(Records contained in a dataset)
************
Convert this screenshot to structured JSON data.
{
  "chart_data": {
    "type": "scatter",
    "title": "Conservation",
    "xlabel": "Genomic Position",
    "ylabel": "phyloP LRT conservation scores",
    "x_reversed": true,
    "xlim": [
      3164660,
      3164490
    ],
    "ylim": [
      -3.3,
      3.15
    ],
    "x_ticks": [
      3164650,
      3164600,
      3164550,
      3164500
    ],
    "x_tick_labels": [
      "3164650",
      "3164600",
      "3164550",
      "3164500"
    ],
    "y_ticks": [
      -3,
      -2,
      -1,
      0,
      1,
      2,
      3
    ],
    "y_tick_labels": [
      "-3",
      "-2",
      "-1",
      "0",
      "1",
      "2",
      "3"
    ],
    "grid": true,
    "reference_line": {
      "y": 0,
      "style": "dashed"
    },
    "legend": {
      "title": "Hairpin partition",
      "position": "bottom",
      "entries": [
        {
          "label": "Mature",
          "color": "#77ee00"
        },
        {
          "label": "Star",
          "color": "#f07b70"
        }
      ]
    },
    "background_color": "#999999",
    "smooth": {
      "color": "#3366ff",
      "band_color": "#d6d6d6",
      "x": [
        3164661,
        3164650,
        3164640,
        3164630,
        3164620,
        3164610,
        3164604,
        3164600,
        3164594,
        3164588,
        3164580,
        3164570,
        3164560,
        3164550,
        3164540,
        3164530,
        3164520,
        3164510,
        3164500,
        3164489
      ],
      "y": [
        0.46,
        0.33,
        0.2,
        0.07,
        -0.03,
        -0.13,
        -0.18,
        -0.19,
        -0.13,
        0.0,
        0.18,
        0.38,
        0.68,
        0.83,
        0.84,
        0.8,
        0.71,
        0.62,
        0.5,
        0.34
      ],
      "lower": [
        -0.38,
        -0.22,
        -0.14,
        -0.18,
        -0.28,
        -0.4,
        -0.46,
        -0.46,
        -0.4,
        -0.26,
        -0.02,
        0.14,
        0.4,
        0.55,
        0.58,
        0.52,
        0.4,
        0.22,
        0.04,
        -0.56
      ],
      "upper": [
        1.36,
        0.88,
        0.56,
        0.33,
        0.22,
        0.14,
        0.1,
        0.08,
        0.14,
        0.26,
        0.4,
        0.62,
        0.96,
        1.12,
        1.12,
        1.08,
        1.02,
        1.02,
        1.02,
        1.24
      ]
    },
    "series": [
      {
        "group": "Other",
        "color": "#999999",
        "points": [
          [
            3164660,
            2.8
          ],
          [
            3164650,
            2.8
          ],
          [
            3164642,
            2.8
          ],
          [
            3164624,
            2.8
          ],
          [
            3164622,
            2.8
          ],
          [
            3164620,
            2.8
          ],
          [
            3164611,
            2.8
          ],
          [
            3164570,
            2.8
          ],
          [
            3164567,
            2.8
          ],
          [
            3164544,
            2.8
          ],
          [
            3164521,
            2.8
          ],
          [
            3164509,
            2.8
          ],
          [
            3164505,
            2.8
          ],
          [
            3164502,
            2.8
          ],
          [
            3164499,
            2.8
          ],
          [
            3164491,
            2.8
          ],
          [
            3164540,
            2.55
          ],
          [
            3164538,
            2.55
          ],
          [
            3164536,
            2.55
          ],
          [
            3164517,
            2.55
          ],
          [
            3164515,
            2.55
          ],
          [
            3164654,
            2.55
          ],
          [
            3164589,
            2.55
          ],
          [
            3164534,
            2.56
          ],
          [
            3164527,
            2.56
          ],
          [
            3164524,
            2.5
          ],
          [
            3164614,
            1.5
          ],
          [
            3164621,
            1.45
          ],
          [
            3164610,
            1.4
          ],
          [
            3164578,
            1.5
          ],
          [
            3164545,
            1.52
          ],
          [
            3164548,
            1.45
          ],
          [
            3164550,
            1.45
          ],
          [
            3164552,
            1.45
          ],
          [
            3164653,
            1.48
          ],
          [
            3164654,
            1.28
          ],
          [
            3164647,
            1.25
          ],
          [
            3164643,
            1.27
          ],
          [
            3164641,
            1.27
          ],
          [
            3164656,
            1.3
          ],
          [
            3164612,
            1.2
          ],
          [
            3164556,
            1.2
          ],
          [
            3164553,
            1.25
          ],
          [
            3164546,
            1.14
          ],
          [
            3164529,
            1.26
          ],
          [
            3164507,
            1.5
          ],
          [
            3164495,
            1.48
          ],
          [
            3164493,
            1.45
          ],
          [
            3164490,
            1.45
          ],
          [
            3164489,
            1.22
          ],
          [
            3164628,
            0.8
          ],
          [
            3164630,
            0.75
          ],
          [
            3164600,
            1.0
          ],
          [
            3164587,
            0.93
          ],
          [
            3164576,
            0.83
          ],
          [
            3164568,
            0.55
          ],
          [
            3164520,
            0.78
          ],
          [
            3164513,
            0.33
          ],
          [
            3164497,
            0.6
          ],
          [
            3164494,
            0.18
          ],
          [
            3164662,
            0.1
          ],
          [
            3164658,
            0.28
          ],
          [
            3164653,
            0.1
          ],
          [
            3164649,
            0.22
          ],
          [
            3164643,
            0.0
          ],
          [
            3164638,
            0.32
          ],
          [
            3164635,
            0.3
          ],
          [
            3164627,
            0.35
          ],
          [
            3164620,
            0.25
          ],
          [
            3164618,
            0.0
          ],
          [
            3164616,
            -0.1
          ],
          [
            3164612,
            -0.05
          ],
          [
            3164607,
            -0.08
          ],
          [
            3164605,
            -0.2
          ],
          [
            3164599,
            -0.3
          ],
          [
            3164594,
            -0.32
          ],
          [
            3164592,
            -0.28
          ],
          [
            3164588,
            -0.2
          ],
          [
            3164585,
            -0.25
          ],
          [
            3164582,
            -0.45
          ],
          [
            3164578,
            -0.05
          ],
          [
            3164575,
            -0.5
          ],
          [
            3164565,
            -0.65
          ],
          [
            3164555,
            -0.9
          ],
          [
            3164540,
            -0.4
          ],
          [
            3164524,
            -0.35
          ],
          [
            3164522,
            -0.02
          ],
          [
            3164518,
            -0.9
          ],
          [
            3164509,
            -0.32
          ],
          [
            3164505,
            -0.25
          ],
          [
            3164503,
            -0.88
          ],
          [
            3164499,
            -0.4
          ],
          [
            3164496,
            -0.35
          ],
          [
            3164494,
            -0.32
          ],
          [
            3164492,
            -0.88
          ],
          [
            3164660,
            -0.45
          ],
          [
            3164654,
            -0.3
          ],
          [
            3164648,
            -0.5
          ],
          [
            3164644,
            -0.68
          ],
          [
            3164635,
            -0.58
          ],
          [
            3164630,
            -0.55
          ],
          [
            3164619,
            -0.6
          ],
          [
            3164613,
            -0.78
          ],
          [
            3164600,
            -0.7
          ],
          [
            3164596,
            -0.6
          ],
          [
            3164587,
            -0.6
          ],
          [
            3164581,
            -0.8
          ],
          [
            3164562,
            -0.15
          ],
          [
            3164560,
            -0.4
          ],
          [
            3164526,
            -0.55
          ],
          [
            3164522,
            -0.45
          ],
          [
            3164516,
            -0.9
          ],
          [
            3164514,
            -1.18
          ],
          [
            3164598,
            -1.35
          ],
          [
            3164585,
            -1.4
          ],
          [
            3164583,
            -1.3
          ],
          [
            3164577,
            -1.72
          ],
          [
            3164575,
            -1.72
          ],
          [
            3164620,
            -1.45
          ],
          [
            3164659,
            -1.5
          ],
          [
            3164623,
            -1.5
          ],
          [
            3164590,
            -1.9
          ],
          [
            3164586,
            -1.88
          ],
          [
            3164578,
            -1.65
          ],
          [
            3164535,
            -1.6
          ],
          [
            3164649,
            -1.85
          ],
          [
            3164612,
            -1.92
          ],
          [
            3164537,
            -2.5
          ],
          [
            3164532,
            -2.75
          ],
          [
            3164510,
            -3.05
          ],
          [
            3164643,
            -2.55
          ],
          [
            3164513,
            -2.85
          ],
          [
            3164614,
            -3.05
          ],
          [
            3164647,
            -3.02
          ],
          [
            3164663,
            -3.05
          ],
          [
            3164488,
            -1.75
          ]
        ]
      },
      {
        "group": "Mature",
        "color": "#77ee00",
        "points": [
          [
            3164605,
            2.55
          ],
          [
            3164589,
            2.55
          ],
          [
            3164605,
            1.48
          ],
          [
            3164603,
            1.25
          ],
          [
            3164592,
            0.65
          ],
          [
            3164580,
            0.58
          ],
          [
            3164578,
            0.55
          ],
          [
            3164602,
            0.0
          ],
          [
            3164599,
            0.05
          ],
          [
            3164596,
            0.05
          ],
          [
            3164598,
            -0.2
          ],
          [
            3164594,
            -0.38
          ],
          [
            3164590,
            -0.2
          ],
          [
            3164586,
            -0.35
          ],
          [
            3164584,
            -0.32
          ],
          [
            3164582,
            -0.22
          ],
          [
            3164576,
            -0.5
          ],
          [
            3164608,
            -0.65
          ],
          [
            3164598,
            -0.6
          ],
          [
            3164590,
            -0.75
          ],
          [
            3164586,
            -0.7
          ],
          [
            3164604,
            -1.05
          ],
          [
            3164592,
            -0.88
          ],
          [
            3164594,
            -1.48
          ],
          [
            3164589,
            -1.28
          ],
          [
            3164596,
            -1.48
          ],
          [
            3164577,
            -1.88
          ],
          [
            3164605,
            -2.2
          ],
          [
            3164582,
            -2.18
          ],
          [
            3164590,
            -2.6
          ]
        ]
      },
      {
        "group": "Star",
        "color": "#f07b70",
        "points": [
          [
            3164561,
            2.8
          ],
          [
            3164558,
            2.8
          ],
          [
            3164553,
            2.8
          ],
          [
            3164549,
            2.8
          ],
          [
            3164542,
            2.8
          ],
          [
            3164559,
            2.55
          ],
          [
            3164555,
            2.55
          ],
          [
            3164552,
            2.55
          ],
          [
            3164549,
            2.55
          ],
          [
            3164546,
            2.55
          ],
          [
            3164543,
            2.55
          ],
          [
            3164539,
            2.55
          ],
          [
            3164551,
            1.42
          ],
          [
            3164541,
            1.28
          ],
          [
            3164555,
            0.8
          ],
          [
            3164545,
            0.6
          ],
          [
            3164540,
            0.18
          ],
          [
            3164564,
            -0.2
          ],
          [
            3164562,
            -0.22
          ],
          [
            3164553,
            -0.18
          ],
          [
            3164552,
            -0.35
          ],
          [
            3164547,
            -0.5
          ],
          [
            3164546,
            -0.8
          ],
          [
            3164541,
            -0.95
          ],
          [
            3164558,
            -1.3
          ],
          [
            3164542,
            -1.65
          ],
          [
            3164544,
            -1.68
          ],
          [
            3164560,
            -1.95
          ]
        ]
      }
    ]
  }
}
************
**Instructions to follow**:
Gather all lines from the records above in which "group" appears.

**Task solution**:
        "group": "Other",
        "group": "Mature",
        "group": "Star",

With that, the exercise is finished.